> **Records shown**
** begin **
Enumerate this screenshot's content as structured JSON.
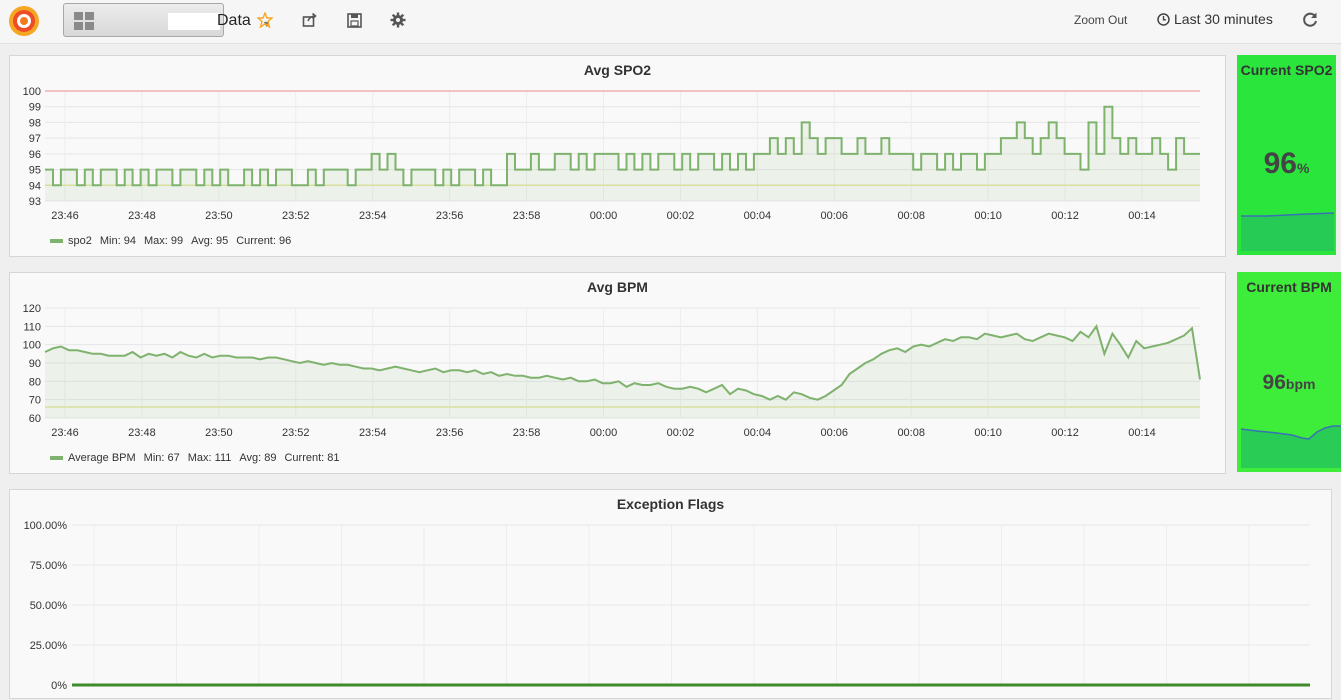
{
  "navbar": {
    "dashboard_title": "Data",
    "dashboard_title_prefix": "",
    "zoom_out_label": "Zoom Out",
    "time_range_label": "Last 30 minutes",
    "icons": [
      "grafana-logo-icon",
      "dashboard-grid-icon",
      "star-icon",
      "share-icon",
      "save-icon",
      "gear-icon",
      "clock-icon",
      "refresh-icon"
    ]
  },
  "colors": {
    "series": "#7eb26d",
    "threshold_high": "#f2b0b0",
    "threshold_low": "#e3e6a8",
    "stat_bg_spo2": "#2ae63c",
    "stat_bg_bpm": "#3ded3a"
  },
  "panels": {
    "spo2": {
      "title": "Avg SPO2",
      "legend": {
        "series": "spo2",
        "min": "Min: 94",
        "max": "Max: 99",
        "avg": "Avg: 95",
        "current": "Current: 96"
      }
    },
    "bpm": {
      "title": "Avg BPM",
      "legend": {
        "series": "Average BPM",
        "min": "Min: 67",
        "max": "Max: 111",
        "avg": "Avg: 89",
        "current": "Current: 81"
      }
    },
    "flags": {
      "title": "Exception Flags"
    }
  },
  "stats": {
    "spo2": {
      "title": "Current SPO2",
      "value": "96",
      "unit": "%"
    },
    "bpm": {
      "title": "Current BPM",
      "value": "96",
      "unit": "bpm"
    }
  },
  "chart_data": [
    {
      "type": "line",
      "title": "Avg SPO2",
      "x": [
        "23:46",
        "23:48",
        "23:50",
        "23:52",
        "23:54",
        "23:56",
        "23:58",
        "00:00",
        "00:02",
        "00:04",
        "00:06",
        "00:08",
        "00:10",
        "00:12",
        "00:14"
      ],
      "yticks": [
        93,
        94,
        95,
        96,
        97,
        98,
        99,
        100
      ],
      "ylim": [
        93,
        100
      ],
      "thresholds": [
        100,
        94
      ],
      "series": [
        {
          "name": "spo2",
          "values": [
            95,
            94,
            95,
            95,
            94,
            95,
            94,
            95,
            95,
            94,
            95,
            94,
            95,
            94,
            95,
            95,
            94,
            95,
            95,
            94,
            95,
            94,
            95,
            94,
            94,
            95,
            94,
            95,
            94,
            95,
            95,
            94,
            94,
            95,
            94,
            95,
            95,
            95,
            94,
            95,
            95,
            96,
            95,
            96,
            95,
            94,
            95,
            95,
            95,
            94,
            95,
            94,
            95,
            95,
            94,
            95,
            94,
            94,
            96,
            95,
            95,
            96,
            95,
            95,
            96,
            96,
            95,
            96,
            95,
            96,
            96,
            96,
            95,
            96,
            95,
            96,
            95,
            96,
            96,
            95,
            96,
            95,
            96,
            96,
            95,
            96,
            95,
            96,
            95,
            96,
            96,
            97,
            96,
            97,
            96,
            98,
            97,
            96,
            97,
            97,
            96,
            96,
            97,
            96,
            96,
            97,
            96,
            96,
            96,
            95,
            96,
            96,
            95,
            96,
            95,
            96,
            96,
            95,
            96,
            96,
            97,
            97,
            98,
            97,
            96,
            97,
            98,
            97,
            96,
            96,
            95,
            98,
            96,
            99,
            97,
            96,
            97,
            96,
            96,
            97,
            96,
            95,
            97,
            96,
            96,
            96
          ]
        }
      ]
    },
    {
      "type": "line",
      "title": "Avg BPM",
      "x": [
        "23:46",
        "23:48",
        "23:50",
        "23:52",
        "23:54",
        "23:56",
        "23:58",
        "00:00",
        "00:02",
        "00:04",
        "00:06",
        "00:08",
        "00:10",
        "00:12",
        "00:14"
      ],
      "yticks": [
        60,
        70,
        80,
        90,
        100,
        110,
        120
      ],
      "ylim": [
        60,
        120
      ],
      "thresholds": [
        66
      ],
      "series": [
        {
          "name": "Average BPM",
          "values": [
            96,
            98,
            99,
            97,
            97,
            96,
            95,
            95,
            94,
            94,
            94,
            96,
            93,
            95,
            94,
            95,
            93,
            96,
            94,
            93,
            95,
            93,
            94,
            94,
            93,
            93,
            93,
            92,
            93,
            93,
            92,
            91,
            90,
            91,
            90,
            89,
            90,
            89,
            89,
            88,
            87,
            87,
            86,
            87,
            88,
            87,
            86,
            85,
            86,
            87,
            85,
            86,
            86,
            85,
            86,
            84,
            85,
            83,
            84,
            83,
            83,
            82,
            82,
            83,
            82,
            81,
            82,
            80,
            80,
            81,
            79,
            79,
            80,
            77,
            79,
            78,
            78,
            79,
            77,
            76,
            76,
            77,
            76,
            74,
            76,
            78,
            73,
            76,
            75,
            73,
            72,
            70,
            72,
            70,
            74,
            73,
            71,
            70,
            72,
            75,
            78,
            84,
            87,
            90,
            92,
            95,
            97,
            98,
            96,
            99,
            100,
            99,
            101,
            103,
            102,
            104,
            104,
            103,
            106,
            105,
            104,
            105,
            106,
            103,
            102,
            104,
            106,
            105,
            104,
            102,
            107,
            104,
            110,
            95,
            106,
            100,
            93,
            102,
            98,
            99,
            100,
            101,
            103,
            105,
            109,
            81
          ]
        }
      ]
    },
    {
      "type": "line",
      "title": "Exception Flags",
      "yticks": [
        "100.00%",
        "75.00%",
        "50.00%",
        "25.00%",
        "0%"
      ],
      "ylim": [
        0,
        100
      ],
      "series": [
        {
          "values": [
            0,
            0
          ]
        }
      ]
    }
  ]
}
** end **
> **To be done**
Omit the pictures. Transcribe every record exactly.

> **Output for this task**
Enumerate this screenshot's content as structured JSON.
{
  "navbar": {
    "dashboard_title": "Data",
    "dashboard_title_prefix": "",
    "zoom_out_label": "Zoom Out",
    "time_range_label": "Last 30 minutes",
    "icons": [
      "grafana-logo-icon",
      "dashboard-grid-icon",
      "star-icon",
      "share-icon",
      "save-icon",
      "gear-icon",
      "clock-icon",
      "refresh-icon"
    ]
  },
  "colors": {
    "series": "#7eb26d",
    "threshold_high": "#f2b0b0",
    "threshold_low": "#e3e6a8",
    "stat_bg_spo2": "#2ae63c",
    "stat_bg_bpm": "#3ded3a"
  },
  "panels": {
    "spo2": {
      "title": "Avg SPO2",
      "legend": {
        "series": "spo2",
        "min": "Min: 94",
        "max": "Max: 99",
        "avg": "Avg: 95",
        "current": "Current: 96"
      }
    },
    "bpm": {
      "title": "Avg BPM",
      "legend": {
        "series": "Average BPM",
        "min": "Min: 67",
        "max": "Max: 111",
        "avg": "Avg: 89",
        "current": "Current: 81"
      }
    },
    "flags": {
      "title": "Exception Flags"
    }
  },
  "stats": {
    "spo2": {
      "title": "Current SPO2",
      "value": "96",
      "unit": "%"
    },
    "bpm": {
      "title": "Current BPM",
      "value": "96",
      "unit": "bpm"
    }
  },
  "chart_data": [
    {
      "type": "line",
      "title": "Avg SPO2",
      "x": [
        "23:46",
        "23:48",
        "23:50",
        "23:52",
        "23:54",
        "23:56",
        "23:58",
        "00:00",
        "00:02",
        "00:04",
        "00:06",
        "00:08",
        "00:10",
        "00:12",
        "00:14"
      ],
      "yticks": [
        93,
        94,
        95,
        96,
        97,
        98,
        99,
        100
      ],
      "ylim": [
        93,
        100
      ],
      "thresholds": [
        100,
        94
      ],
      "series": [
        {
          "name": "spo2",
          "values": [
            95,
            94,
            95,
            95,
            94,
            95,
            94,
            95,
            95,
            94,
            95,
            94,
            95,
            94,
            95,
            95,
            94,
            95,
            95,
            94,
            95,
            94,
            95,
            94,
            94,
            95,
            94,
            95,
            94,
            95,
            95,
            94,
            94,
            95,
            94,
            95,
            95,
            95,
            94,
            95,
            95,
            96,
            95,
            96,
            95,
            94,
            95,
            95,
            95,
            94,
            95,
            94,
            95,
            95,
            94,
            95,
            94,
            94,
            96,
            95,
            95,
            96,
            95,
            95,
            96,
            96,
            95,
            96,
            95,
            96,
            96,
            96,
            95,
            96,
            95,
            96,
            95,
            96,
            96,
            95,
            96,
            95,
            96,
            96,
            95,
            96,
            95,
            96,
            95,
            96,
            96,
            97,
            96,
            97,
            96,
            98,
            97,
            96,
            97,
            97,
            96,
            96,
            97,
            96,
            96,
            97,
            96,
            96,
            96,
            95,
            96,
            96,
            95,
            96,
            95,
            96,
            96,
            95,
            96,
            96,
            97,
            97,
            98,
            97,
            96,
            97,
            98,
            97,
            96,
            96,
            95,
            98,
            96,
            99,
            97,
            96,
            97,
            96,
            96,
            97,
            96,
            95,
            97,
            96,
            96,
            96
          ]
        }
      ]
    },
    {
      "type": "line",
      "title": "Avg BPM",
      "x": [
        "23:46",
        "23:48",
        "23:50",
        "23:52",
        "23:54",
        "23:56",
        "23:58",
        "00:00",
        "00:02",
        "00:04",
        "00:06",
        "00:08",
        "00:10",
        "00:12",
        "00:14"
      ],
      "yticks": [
        60,
        70,
        80,
        90,
        100,
        110,
        120
      ],
      "ylim": [
        60,
        120
      ],
      "thresholds": [
        66
      ],
      "series": [
        {
          "name": "Average BPM",
          "values": [
            96,
            98,
            99,
            97,
            97,
            96,
            95,
            95,
            94,
            94,
            94,
            96,
            93,
            95,
            94,
            95,
            93,
            96,
            94,
            93,
            95,
            93,
            94,
            94,
            93,
            93,
            93,
            92,
            93,
            93,
            92,
            91,
            90,
            91,
            90,
            89,
            90,
            89,
            89,
            88,
            87,
            87,
            86,
            87,
            88,
            87,
            86,
            85,
            86,
            87,
            85,
            86,
            86,
            85,
            86,
            84,
            85,
            83,
            84,
            83,
            83,
            82,
            82,
            83,
            82,
            81,
            82,
            80,
            80,
            81,
            79,
            79,
            80,
            77,
            79,
            78,
            78,
            79,
            77,
            76,
            76,
            77,
            76,
            74,
            76,
            78,
            73,
            76,
            75,
            73,
            72,
            70,
            72,
            70,
            74,
            73,
            71,
            70,
            72,
            75,
            78,
            84,
            87,
            90,
            92,
            95,
            97,
            98,
            96,
            99,
            100,
            99,
            101,
            103,
            102,
            104,
            104,
            103,
            106,
            105,
            104,
            105,
            106,
            103,
            102,
            104,
            106,
            105,
            104,
            102,
            107,
            104,
            110,
            95,
            106,
            100,
            93,
            102,
            98,
            99,
            100,
            101,
            103,
            105,
            109,
            81
          ]
        }
      ]
    },
    {
      "type": "line",
      "title": "Exception Flags",
      "yticks": [
        "100.00%",
        "75.00%",
        "50.00%",
        "25.00%",
        "0%"
      ],
      "ylim": [
        0,
        100
      ],
      "series": [
        {
          "values": [
            0,
            0
          ]
        }
      ]
    }
  ]
}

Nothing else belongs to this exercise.